[Stored data entries]
BEGIN

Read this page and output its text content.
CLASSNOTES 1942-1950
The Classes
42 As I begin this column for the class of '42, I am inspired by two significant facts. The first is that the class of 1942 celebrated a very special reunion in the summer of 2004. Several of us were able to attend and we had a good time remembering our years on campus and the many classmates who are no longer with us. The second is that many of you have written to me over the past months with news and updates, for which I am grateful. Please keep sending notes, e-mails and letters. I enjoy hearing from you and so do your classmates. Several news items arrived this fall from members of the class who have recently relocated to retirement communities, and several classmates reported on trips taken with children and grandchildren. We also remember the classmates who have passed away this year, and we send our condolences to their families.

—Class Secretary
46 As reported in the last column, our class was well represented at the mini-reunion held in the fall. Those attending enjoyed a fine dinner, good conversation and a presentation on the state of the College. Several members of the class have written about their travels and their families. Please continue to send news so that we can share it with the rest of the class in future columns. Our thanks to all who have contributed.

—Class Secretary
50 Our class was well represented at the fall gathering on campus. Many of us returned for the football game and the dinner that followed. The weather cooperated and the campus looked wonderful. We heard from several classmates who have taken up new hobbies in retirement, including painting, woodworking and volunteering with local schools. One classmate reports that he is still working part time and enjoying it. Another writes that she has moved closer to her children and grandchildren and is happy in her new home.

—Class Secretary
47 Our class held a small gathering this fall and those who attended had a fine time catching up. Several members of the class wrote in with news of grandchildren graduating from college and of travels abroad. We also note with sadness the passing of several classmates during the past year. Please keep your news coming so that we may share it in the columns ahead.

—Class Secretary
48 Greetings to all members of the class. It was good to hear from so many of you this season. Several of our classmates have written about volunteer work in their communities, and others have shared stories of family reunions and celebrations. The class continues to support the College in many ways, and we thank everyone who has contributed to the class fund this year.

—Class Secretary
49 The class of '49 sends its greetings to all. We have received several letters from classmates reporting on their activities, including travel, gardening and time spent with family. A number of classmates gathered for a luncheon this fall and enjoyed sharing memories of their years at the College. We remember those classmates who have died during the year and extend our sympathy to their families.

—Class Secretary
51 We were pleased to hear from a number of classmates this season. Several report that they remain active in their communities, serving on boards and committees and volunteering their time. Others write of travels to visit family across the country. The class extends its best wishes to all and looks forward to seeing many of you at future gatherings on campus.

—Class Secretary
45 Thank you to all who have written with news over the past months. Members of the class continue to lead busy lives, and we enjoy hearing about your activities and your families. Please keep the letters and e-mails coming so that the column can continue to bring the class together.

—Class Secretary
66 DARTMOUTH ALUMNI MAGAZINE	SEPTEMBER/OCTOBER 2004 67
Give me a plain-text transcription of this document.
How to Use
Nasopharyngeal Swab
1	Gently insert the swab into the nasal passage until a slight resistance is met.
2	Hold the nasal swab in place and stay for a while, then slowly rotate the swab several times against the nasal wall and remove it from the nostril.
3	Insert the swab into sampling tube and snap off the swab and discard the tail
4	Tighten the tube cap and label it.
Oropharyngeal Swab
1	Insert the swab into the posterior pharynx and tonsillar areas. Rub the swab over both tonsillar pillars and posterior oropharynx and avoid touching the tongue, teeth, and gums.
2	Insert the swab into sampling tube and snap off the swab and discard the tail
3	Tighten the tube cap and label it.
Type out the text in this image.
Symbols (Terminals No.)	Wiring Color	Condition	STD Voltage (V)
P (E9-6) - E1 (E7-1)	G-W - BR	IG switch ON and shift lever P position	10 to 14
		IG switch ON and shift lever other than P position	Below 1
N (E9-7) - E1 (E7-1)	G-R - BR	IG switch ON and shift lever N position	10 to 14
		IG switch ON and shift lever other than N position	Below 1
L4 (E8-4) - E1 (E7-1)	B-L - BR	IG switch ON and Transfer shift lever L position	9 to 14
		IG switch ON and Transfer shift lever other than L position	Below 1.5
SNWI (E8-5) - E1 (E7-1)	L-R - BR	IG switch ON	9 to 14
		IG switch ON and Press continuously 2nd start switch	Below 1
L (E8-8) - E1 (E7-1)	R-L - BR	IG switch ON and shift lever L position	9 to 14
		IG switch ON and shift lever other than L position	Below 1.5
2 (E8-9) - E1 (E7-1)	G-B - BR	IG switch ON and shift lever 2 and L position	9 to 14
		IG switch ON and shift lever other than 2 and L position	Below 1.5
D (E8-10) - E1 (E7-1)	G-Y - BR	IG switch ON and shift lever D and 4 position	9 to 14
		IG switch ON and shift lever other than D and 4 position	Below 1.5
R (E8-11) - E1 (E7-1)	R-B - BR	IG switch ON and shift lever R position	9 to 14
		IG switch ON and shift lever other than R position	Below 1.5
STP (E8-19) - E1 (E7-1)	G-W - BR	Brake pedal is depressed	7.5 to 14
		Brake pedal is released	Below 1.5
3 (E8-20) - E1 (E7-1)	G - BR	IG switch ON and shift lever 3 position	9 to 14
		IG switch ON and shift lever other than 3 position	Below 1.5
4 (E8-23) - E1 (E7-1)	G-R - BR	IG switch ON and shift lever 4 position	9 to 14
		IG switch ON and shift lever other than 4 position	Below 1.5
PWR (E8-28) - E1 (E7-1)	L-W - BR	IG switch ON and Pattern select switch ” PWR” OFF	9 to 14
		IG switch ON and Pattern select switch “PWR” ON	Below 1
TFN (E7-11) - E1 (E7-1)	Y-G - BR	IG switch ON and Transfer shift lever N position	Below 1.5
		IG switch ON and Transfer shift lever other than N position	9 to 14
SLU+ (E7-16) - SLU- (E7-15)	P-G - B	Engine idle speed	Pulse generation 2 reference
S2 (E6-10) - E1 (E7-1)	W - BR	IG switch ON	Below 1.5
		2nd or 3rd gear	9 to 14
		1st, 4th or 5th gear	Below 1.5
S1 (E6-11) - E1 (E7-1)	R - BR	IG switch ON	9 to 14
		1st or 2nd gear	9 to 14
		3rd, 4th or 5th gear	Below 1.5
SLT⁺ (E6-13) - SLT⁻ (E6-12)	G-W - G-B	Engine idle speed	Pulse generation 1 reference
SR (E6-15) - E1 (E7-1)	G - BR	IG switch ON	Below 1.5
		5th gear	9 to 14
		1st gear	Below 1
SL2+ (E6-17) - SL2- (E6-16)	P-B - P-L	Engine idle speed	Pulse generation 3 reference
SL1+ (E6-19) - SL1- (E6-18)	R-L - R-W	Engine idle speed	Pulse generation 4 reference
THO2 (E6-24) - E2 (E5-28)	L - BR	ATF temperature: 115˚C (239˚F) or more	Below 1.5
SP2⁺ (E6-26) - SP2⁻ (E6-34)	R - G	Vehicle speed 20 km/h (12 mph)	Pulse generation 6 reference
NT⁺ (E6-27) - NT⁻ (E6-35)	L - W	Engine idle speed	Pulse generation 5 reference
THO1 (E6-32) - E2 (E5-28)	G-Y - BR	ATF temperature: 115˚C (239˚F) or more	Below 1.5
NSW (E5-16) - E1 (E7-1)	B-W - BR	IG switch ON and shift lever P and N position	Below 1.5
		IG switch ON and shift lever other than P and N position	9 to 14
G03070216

END

- _Task to complete_: Copy the entries above exactly, leaving none out.

- _Solution_:
Read this page and output its text content.
CLASSNOTES 1942-1950
The Classes
42 As I begin this column for the class of '42, I am inspired by two significant facts. The first is that the class of 1942 celebrated a very special reunion in the summer of 2004. Several of us were able to attend and we had a good time remembering our years on campus and the many classmates who are no longer with us. The second is that many of you have written to me over the past months with news and updates, for which I am grateful. Please keep sending notes, e-mails and letters. I enjoy hearing from you and so do your classmates. Several news items arrived this fall from members of the class who have recently relocated to retirement communities, and several classmates reported on trips taken with children and grandchildren. We also remember the classmates who have passed away this year, and we send our condolences to their families.

—Class Secretary
46 As reported in the last column, our class was well represented at the mini-reunion held in the fall. Those attending enjoyed a fine dinner, good conversation and a presentation on the state of the College. Several members of the class have written about their travels and their families. Please continue to send news so that we can share it with the rest of the class in future columns. Our thanks to all who have contributed.

—Class Secretary
50 Our class was well represented at the fall gathering on campus. Many of us returned for the football game and the dinner that followed. The weather cooperated and the campus looked wonderful. We heard from several classmates who have taken up new hobbies in retirement, including painting, woodworking and volunteering with local schools. One classmate reports that he is still working part time and enjoying it. Another writes that she has moved closer to her children and grandchildren and is happy in her new home.

—Class Secretary
47 Our class held a small gathering this fall and those who attended had a fine time catching up. Several members of the class wrote in with news of grandchildren graduating from college and of travels abroad. We also note with sadness the passing of several classmates during the past year. Please keep your news coming so that we may share it in the columns ahead.

—Class Secretary
48 Greetings to all members of the class. It was good to hear from so many of you this season. Several of our classmates have written about volunteer work in their communities, and others have shared stories of family reunions and celebrations. The class continues to support the College in many ways, and we thank everyone who has contributed to the class fund this year.

—Class Secretary
49 The class of '49 sends its greetings to all. We have received several letters from classmates reporting on their activities, including travel, gardening and time spent with family. A number of classmates gathered for a luncheon this fall and enjoyed sharing memories of their years at the College. We remember those classmates who have died during the year and extend our sympathy to their families.

—Class Secretary
51 We were pleased to hear from a number of classmates this season. Several report that they remain active in their communities, serving on boards and committees and volunteering their time. Others write of travels to visit family across the country. The class extends its best wishes to all and looks forward to seeing many of you at future gatherings on campus.

—Class Secretary
45 Thank you to all who have written with news over the past months. Members of the class continue to lead busy lives, and we enjoy hearing about your activities and your families. Please keep the letters and e-mails coming so that the column can continue to bring the class together.

—Class Secretary
66 DARTMOUTH ALUMNI MAGAZINE	SEPTEMBER/OCTOBER 2004 67
Give me a plain-text transcription of this document.
How to Use
Nasopharyngeal Swab
1	Gently insert the swab into the nasal passage until a slight resistance is met.
2	Hold the nasal swab in place and stay for a while, then slowly rotate the swab several times against the nasal wall and remove it from the nostril.
3	Insert the swab into sampling tube and snap off the swab and discard the tail
4	Tighten the tube cap and label it.
Oropharyngeal Swab
1	Insert the swab into the posterior pharynx and tonsillar areas. Rub the swab over both tonsillar pillars and posterior oropharynx and avoid touching the tongue, teeth, and gums.
2	Insert the swab into sampling tube and snap off the swab and discard the tail
3	Tighten the tube cap and label it.
Type out the text in this image.
Symbols (Terminals No.)	Wiring Color	Condition	STD Voltage (V)
P (E9-6) - E1 (E7-1)	G-W - BR	IG switch ON and shift lever P position	10 to 14
		IG switch ON and shift lever other than P position	Below 1
N (E9-7) - E1 (E7-1)	G-R - BR	IG switch ON and shift lever N position	10 to 14
		IG switch ON and shift lever other than N position	Below 1
L4 (E8-4) - E1 (E7-1)	B-L - BR	IG switch ON and Transfer shift lever L position	9 to 14
		IG switch ON and Transfer shift lever other than L position	Below 1.5
SNWI (E8-5) - E1 (E7-1)	L-R - BR	IG switch ON	9 to 14
		IG switch ON and Press continuously 2nd start switch	Below 1
L (E8-8) - E1 (E7-1)	R-L - BR	IG switch ON and shift lever L position	9 to 14
		IG switch ON and shift lever other than L position	Below 1.5
2 (E8-9) - E1 (E7-1)	G-B - BR	IG switch ON and shift lever 2 and L position	9 to 14
		IG switch ON and shift lever other than 2 and L position	Below 1.5
D (E8-10) - E1 (E7-1)	G-Y - BR	IG switch ON and shift lever D and 4 position	9 to 14
		IG switch ON and shift lever other than D and 4 position	Below 1.5
R (E8-11) - E1 (E7-1)	R-B - BR	IG switch ON and shift lever R position	9 to 14
		IG switch ON and shift lever other than R position	Below 1.5
STP (E8-19) - E1 (E7-1)	G-W - BR	Brake pedal is depressed	7.5 to 14
		Brake pedal is released	Below 1.5
3 (E8-20) - E1 (E7-1)	G - BR	IG switch ON and shift lever 3 position	9 to 14
		IG switch ON and shift lever other than 3 position	Below 1.5
4 (E8-23) - E1 (E7-1)	G-R - BR	IG switch ON and shift lever 4 position	9 to 14
		IG switch ON and shift lever other than 4 position	Below 1.5
PWR (E8-28) - E1 (E7-1)	L-W - BR	IG switch ON and Pattern select switch ” PWR” OFF	9 to 14
		IG switch ON and Pattern select switch “PWR” ON	Below 1
TFN (E7-11) - E1 (E7-1)	Y-G - BR	IG switch ON and Transfer shift lever N position	Below 1.5
		IG switch ON and Transfer shift lever other than N position	9 to 14
SLU+ (E7-16) - SLU- (E7-15)	P-G - B	Engine idle speed	Pulse generation 2 reference
S2 (E6-10) - E1 (E7-1)	W - BR	IG switch ON	Below 1.5
		2nd or 3rd gear	9 to 14
		1st, 4th or 5th gear	Below 1.5
S1 (E6-11) - E1 (E7-1)	R - BR	IG switch ON	9 to 14
		1st or 2nd gear	9 to 14
		3rd, 4th or 5th gear	Below 1.5
SLT⁺ (E6-13) - SLT⁻ (E6-12)	G-W - G-B	Engine idle speed	Pulse generation 1 reference
SR (E6-15) - E1 (E7-1)	G - BR	IG switch ON	Below 1.5
		5th gear	9 to 14
		1st gear	Below 1
SL2+ (E6-17) - SL2- (E6-16)	P-B - P-L	Engine idle speed	Pulse generation 3 reference
SL1+ (E6-19) - SL1- (E6-18)	R-L - R-W	Engine idle speed	Pulse generation 4 reference
THO2 (E6-24) - E2 (E5-28)	L - BR	ATF temperature: 115˚C (239˚F) or more	Below 1.5
SP2⁺ (E6-26) - SP2⁻ (E6-34)	R - G	Vehicle speed 20 km/h (12 mph)	Pulse generation 6 reference
NT⁺ (E6-27) - NT⁻ (E6-35)	L - W	Engine idle speed	Pulse generation 5 reference
THO1 (E6-32) - E2 (E5-28)	G-Y - BR	ATF temperature: 115˚C (239˚F) or more	Below 1.5
NSW (E5-16) - E1 (E7-1)	B-W - BR	IG switch ON and shift lever P and N position	Below 1.5
		IG switch ON and shift lever other than P and N position	9 to 14
G03070216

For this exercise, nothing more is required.